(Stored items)
* BEGIN *

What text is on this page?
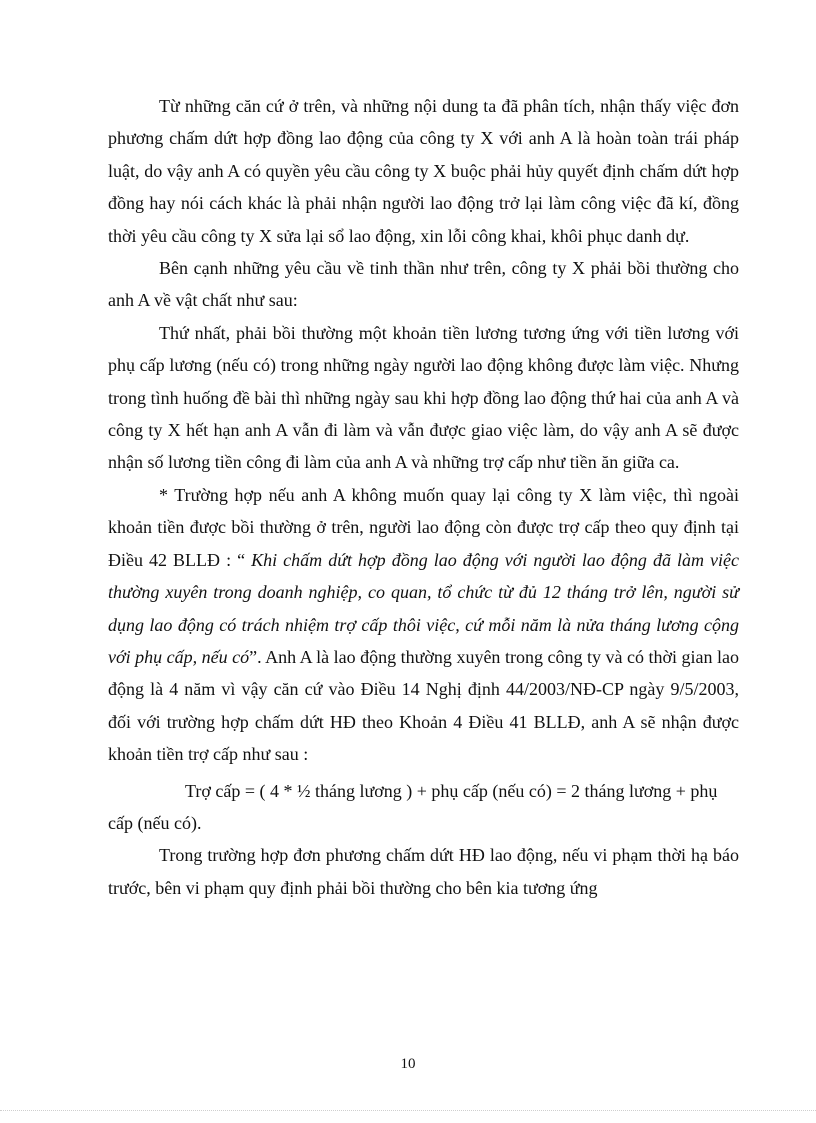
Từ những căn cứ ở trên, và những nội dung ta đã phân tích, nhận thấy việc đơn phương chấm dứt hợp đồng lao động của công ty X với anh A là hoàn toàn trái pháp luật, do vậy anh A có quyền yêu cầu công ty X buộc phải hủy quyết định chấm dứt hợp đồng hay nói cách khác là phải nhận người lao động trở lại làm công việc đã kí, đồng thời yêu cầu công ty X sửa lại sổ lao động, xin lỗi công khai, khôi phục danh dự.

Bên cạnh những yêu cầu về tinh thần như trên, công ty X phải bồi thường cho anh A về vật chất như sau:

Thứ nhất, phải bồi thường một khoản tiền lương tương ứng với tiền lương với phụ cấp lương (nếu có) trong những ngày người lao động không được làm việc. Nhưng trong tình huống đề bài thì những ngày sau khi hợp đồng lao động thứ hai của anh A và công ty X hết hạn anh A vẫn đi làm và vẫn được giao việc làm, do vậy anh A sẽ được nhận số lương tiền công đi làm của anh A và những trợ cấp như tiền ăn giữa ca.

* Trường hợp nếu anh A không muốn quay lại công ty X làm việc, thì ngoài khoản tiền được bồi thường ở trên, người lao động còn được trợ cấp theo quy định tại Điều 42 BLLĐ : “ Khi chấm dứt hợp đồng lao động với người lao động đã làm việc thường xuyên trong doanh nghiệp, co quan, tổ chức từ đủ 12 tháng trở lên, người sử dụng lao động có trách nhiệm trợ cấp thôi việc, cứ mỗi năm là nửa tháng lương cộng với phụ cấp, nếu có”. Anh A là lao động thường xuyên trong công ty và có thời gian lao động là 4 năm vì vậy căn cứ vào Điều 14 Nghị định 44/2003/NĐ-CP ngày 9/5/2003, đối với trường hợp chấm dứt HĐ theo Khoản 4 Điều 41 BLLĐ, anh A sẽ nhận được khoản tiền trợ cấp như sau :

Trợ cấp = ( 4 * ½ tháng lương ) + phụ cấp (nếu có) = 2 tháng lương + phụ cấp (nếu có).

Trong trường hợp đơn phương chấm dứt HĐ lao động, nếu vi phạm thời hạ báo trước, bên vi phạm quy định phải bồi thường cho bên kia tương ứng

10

* END *
* BEGIN *

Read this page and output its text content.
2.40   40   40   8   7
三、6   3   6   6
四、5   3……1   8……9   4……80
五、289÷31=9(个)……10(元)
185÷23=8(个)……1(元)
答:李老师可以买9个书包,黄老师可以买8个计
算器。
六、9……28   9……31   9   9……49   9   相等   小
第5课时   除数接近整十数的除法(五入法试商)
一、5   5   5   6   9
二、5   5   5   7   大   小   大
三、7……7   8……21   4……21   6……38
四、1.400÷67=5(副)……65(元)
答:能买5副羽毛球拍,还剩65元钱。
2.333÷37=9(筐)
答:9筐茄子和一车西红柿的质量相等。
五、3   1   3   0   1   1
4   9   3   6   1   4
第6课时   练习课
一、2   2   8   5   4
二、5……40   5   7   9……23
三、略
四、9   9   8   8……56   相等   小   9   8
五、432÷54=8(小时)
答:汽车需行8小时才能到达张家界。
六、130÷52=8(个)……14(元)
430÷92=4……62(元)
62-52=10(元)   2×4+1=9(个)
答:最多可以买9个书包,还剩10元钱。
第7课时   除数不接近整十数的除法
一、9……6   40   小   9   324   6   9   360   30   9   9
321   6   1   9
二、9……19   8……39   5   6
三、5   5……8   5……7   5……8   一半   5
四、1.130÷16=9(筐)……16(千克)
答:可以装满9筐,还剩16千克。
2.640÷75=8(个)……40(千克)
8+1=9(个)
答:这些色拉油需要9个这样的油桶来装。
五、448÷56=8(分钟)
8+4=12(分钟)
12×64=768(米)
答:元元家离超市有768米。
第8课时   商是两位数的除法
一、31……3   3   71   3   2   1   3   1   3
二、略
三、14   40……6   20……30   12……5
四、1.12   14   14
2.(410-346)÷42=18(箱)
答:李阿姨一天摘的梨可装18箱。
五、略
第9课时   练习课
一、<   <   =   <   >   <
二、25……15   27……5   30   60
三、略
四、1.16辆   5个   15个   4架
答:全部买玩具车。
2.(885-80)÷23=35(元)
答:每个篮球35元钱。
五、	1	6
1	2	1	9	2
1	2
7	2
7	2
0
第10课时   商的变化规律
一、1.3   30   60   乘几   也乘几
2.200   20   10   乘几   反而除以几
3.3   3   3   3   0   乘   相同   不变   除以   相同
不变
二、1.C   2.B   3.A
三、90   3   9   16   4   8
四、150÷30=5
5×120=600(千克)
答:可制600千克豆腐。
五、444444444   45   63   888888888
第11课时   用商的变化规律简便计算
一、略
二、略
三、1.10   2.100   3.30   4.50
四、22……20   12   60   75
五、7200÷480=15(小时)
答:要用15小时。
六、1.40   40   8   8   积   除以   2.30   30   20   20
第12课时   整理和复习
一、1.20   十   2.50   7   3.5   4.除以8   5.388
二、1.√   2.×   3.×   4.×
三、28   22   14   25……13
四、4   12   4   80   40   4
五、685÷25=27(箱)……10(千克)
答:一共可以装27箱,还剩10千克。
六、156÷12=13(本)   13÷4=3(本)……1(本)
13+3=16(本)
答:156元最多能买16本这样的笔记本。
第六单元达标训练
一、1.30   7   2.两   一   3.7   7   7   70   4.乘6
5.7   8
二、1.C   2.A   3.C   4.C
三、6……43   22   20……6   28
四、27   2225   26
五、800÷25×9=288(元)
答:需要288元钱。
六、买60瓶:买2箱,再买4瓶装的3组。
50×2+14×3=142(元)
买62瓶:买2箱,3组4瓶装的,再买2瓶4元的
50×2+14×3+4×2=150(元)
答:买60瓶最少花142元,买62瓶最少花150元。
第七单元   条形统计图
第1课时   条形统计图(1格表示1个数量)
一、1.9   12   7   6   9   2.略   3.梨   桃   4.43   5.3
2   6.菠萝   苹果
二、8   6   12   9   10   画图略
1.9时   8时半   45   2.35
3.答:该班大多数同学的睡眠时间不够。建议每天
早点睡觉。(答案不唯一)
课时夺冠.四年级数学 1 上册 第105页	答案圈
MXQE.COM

* END *

Find the lines with the string "this" and reproduce them.

Response below:
What text is on this page?
Read this page and output its text content.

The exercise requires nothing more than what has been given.